Description of the task »
Locate every line in the material below that contains the string "sentence" and copy each of those lines. Matching is case-sensitive.

<<<<

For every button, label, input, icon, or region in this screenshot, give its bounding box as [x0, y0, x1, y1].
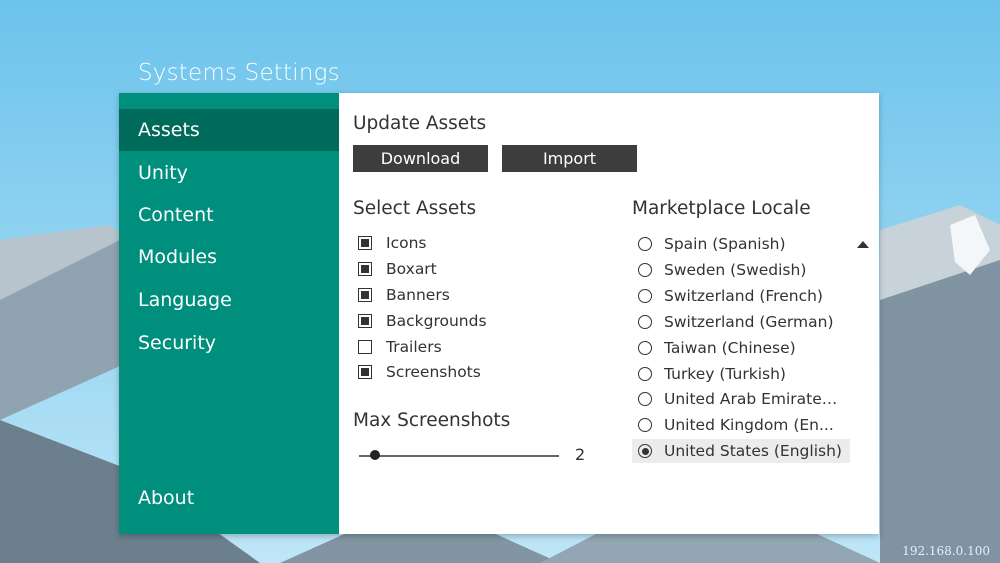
locale-option[interactable]: United Kingdom (En... — [632, 413, 850, 437]
checkbox-label: Banners — [386, 286, 450, 304]
settings-panel: Assets Unity Content Modules Language Se… — [119, 93, 879, 534]
locale-label: Turkey (Turkish) — [664, 365, 786, 383]
radio-icon[interactable] — [638, 315, 652, 329]
locale-label: Sweden (Swedish) — [664, 261, 807, 279]
sidebar-item-modules[interactable]: Modules — [119, 236, 339, 278]
checkbox-icon[interactable] — [358, 236, 372, 250]
radio-icon[interactable] — [638, 341, 652, 355]
select-assets-heading: Select Assets — [353, 198, 477, 219]
locale-label: United States (English) — [664, 442, 842, 460]
update-assets-heading: Update Assets — [353, 113, 487, 134]
locale-option[interactable]: Turkey (Turkish) — [632, 362, 850, 386]
checkbox-icon[interactable] — [358, 365, 372, 379]
checkbox-icon[interactable] — [358, 340, 372, 354]
checkbox-label: Trailers — [386, 338, 442, 356]
radio-icon[interactable] — [638, 237, 652, 251]
radio-selected-icon[interactable] — [638, 444, 652, 458]
radio-icon[interactable] — [638, 418, 652, 432]
sidebar-item-about[interactable]: About — [119, 477, 339, 519]
checkbox-icon[interactable] — [358, 314, 372, 328]
locale-label: Switzerland (French) — [664, 287, 823, 305]
download-button[interactable]: Download — [353, 145, 488, 172]
radio-icon[interactable] — [638, 289, 652, 303]
max-screenshots-heading: Max Screenshots — [353, 410, 511, 431]
sidebar-item-content[interactable]: Content — [119, 194, 339, 236]
sidebar-item-language[interactable]: Language — [119, 279, 339, 321]
checkbox-label: Screenshots — [386, 363, 481, 381]
locale-label: United Arab Emirates... — [664, 390, 844, 408]
locale-label: United Kingdom (En... — [664, 416, 834, 434]
checkbox-label: Icons — [386, 234, 427, 252]
max-screenshots-value: 2 — [575, 445, 586, 464]
scroll-up-icon[interactable] — [857, 241, 869, 248]
slider-thumb[interactable] — [369, 450, 380, 460]
page-title: Systems Settings — [138, 60, 340, 86]
locale-option[interactable]: Switzerland (French) — [632, 284, 850, 308]
locale-option[interactable]: Taiwan (Chinese) — [632, 336, 850, 360]
checkbox-icon[interactable] — [358, 288, 372, 302]
locale-option[interactable]: Spain (Spanish) — [632, 232, 850, 256]
checkbox-label: Boxart — [386, 260, 437, 278]
radio-icon[interactable] — [638, 263, 652, 277]
checkbox-label: Backgrounds — [386, 312, 487, 330]
sidebar-item-security[interactable]: Security — [119, 322, 339, 364]
locale-option[interactable]: Sweden (Swedish) — [632, 258, 850, 282]
locale-label: Switzerland (German) — [664, 313, 834, 331]
radio-icon[interactable] — [638, 392, 652, 406]
ip-address: 192.168.0.100 — [902, 544, 990, 558]
locale-option-selected[interactable]: United States (English) — [632, 439, 850, 463]
locale-label: Spain (Spanish) — [664, 235, 786, 253]
import-button[interactable]: Import — [502, 145, 637, 172]
marketplace-locale-heading: Marketplace Locale — [632, 198, 811, 219]
radio-icon[interactable] — [638, 367, 652, 381]
locale-option[interactable]: Switzerland (German) — [632, 310, 850, 334]
checkbox-icon[interactable] — [358, 262, 372, 276]
locale-option[interactable]: United Arab Emirates... — [632, 387, 850, 411]
sidebar: Assets Unity Content Modules Language Se… — [119, 93, 339, 534]
assets-settings-content: Update Assets Download Import Select Ass… — [339, 93, 879, 534]
locale-label: Taiwan (Chinese) — [664, 339, 796, 357]
sidebar-item-unity[interactable]: Unity — [119, 152, 339, 194]
sidebar-item-assets[interactable]: Assets — [119, 109, 339, 151]
max-screenshots-slider[interactable] — [359, 455, 559, 457]
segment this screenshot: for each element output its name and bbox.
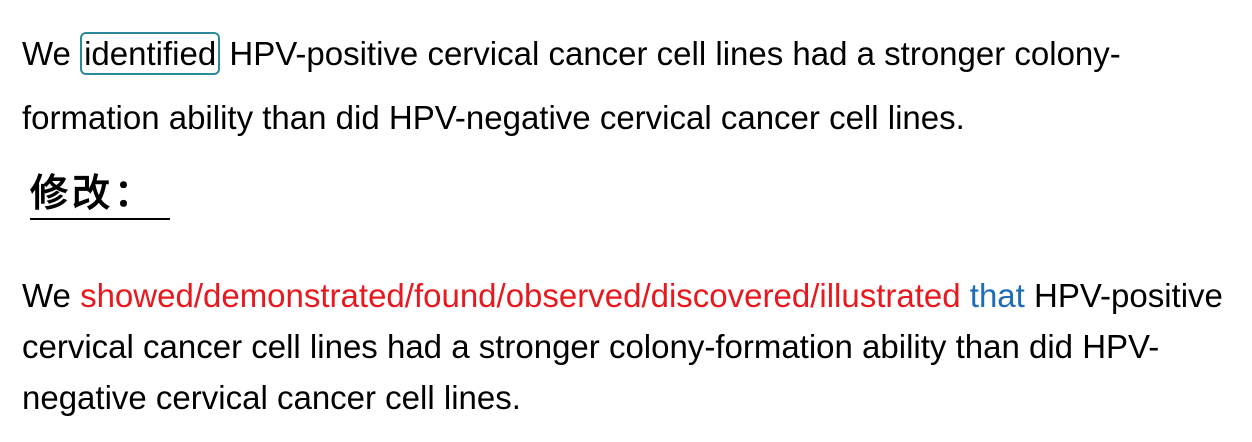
revision-heading: 修改： bbox=[30, 168, 170, 220]
inserted-that: that bbox=[969, 277, 1025, 314]
original-prefix: We bbox=[22, 35, 71, 72]
verb-alternatives: showed/demonstrated/found/observed/disco… bbox=[80, 277, 961, 314]
revised-prefix: We bbox=[22, 277, 71, 314]
revised-sentence: We showed/demonstrated/found/observed/di… bbox=[22, 270, 1232, 423]
highlighted-word-box: identified bbox=[80, 32, 221, 75]
original-sentence: We identified HPV-positive cervical canc… bbox=[22, 22, 1232, 150]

>>>>

Result for this exercise »
revised-sentence: We showed/demonstrated/found/observed/di… bbox=[22, 270, 1232, 423]
original-sentence: We identified HPV-positive cervical canc… bbox=[22, 22, 1232, 150]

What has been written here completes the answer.